[Data entries]
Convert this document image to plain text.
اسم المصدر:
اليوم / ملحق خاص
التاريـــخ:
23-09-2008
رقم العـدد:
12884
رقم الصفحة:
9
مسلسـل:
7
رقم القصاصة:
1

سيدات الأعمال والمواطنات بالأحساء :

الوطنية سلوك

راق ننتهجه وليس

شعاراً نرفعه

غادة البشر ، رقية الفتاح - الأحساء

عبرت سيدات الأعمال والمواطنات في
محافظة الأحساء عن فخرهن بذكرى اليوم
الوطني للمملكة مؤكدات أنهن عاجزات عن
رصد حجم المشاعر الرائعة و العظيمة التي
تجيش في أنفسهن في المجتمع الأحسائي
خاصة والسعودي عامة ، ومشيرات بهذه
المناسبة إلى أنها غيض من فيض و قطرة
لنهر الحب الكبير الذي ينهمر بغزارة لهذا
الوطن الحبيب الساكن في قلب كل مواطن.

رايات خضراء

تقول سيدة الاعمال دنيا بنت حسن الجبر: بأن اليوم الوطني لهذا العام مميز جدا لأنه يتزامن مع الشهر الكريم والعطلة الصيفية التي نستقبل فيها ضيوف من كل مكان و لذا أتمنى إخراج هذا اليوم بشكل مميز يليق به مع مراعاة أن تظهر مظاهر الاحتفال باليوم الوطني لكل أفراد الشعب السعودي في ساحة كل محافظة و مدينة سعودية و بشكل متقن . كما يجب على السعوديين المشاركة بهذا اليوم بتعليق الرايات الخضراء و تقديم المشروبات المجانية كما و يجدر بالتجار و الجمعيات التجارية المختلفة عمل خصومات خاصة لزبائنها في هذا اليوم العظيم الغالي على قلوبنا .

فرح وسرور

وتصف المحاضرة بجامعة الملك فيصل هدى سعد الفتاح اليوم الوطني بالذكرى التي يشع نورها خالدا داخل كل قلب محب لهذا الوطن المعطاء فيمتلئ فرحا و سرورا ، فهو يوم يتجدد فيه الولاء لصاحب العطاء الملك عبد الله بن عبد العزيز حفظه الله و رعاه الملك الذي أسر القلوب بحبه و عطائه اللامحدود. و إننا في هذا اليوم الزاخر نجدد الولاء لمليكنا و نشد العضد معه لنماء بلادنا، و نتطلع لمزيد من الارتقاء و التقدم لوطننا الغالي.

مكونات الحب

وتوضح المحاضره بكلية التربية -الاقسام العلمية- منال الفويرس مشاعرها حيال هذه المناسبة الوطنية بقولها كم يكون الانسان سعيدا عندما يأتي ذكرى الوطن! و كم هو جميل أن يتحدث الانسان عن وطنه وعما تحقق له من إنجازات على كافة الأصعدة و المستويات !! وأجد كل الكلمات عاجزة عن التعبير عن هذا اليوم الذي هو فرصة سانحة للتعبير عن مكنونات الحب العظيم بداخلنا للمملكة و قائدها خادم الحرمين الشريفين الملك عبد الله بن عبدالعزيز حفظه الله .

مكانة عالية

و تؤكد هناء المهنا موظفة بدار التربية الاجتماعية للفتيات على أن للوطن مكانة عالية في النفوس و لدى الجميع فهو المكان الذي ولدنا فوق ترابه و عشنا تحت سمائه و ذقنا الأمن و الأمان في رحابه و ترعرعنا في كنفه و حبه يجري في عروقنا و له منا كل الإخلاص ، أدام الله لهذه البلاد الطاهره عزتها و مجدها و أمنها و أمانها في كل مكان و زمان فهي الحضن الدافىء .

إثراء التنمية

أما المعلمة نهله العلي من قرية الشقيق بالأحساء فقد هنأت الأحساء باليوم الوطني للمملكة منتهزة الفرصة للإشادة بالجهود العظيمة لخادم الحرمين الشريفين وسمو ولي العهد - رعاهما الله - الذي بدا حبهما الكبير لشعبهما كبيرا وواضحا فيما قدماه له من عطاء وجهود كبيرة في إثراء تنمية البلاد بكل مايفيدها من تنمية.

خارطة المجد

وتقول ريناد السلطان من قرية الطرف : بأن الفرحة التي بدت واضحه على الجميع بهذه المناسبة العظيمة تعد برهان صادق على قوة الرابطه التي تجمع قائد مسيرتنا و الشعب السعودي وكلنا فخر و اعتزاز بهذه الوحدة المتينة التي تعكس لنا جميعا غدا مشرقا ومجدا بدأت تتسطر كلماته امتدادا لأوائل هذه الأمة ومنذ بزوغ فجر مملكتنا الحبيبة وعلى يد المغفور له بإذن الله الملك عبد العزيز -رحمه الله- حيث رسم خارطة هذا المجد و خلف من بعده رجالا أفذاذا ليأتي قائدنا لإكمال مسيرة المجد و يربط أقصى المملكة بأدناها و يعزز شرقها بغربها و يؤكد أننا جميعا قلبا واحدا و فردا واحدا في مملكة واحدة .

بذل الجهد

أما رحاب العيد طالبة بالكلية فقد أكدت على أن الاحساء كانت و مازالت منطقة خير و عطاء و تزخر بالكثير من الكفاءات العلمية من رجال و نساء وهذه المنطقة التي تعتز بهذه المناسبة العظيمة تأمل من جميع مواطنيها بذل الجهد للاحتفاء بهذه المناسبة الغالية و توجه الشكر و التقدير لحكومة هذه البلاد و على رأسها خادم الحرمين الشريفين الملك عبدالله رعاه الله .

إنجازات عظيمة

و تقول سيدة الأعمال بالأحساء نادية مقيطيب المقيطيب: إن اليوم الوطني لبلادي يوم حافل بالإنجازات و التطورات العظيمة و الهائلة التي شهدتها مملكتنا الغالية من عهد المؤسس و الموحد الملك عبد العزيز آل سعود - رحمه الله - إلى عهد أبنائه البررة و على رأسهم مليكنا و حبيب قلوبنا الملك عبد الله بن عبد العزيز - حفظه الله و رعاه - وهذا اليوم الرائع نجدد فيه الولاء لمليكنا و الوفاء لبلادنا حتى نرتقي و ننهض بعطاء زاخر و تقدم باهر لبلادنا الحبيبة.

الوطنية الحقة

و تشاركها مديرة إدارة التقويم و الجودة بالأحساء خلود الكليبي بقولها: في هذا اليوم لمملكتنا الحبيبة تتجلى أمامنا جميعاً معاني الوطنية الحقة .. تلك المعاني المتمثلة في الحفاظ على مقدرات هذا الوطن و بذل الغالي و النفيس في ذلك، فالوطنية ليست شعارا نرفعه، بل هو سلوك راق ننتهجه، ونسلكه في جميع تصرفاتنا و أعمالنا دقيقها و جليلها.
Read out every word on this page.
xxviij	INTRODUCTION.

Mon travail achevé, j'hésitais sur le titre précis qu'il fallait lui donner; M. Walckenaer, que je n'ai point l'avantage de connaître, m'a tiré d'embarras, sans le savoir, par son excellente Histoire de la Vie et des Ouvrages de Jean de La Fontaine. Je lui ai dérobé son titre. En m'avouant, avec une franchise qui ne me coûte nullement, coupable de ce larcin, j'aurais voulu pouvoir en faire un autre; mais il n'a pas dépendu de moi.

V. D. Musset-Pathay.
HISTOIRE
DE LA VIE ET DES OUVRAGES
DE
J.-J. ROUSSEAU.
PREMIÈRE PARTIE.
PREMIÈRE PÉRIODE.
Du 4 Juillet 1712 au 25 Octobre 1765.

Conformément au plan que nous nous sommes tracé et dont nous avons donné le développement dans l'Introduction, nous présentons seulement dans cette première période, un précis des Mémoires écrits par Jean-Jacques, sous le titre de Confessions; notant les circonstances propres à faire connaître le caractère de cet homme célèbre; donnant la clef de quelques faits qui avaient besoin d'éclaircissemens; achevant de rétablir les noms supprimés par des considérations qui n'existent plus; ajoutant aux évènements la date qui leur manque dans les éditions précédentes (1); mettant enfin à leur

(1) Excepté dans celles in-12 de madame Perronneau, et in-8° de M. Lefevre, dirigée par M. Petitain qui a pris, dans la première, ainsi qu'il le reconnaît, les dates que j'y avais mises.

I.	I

== Instruction ==
Where a line contains "مكانة", copy that line.

== Complete answer ==
مكانة عالية
و تؤكد هناء المهنا موظفة بدار التربية الاجتماعية للفتيات على أن للوطن مكانة عالية في النفوس و لدى الجميع فهو المكان الذي ولدنا فوق ترابه و عشنا تحت سمائه و ذقنا الأمن و الأمان في رحابه و ترعرعنا في كنفه و حبه يجري في عروقنا و له منا كل الإخلاص ، أدام الله لهذه البلاد الطاهره عزتها و مجدها و أمنها و أمانها في كل مكان و زمان فهي الحضن الدافىء .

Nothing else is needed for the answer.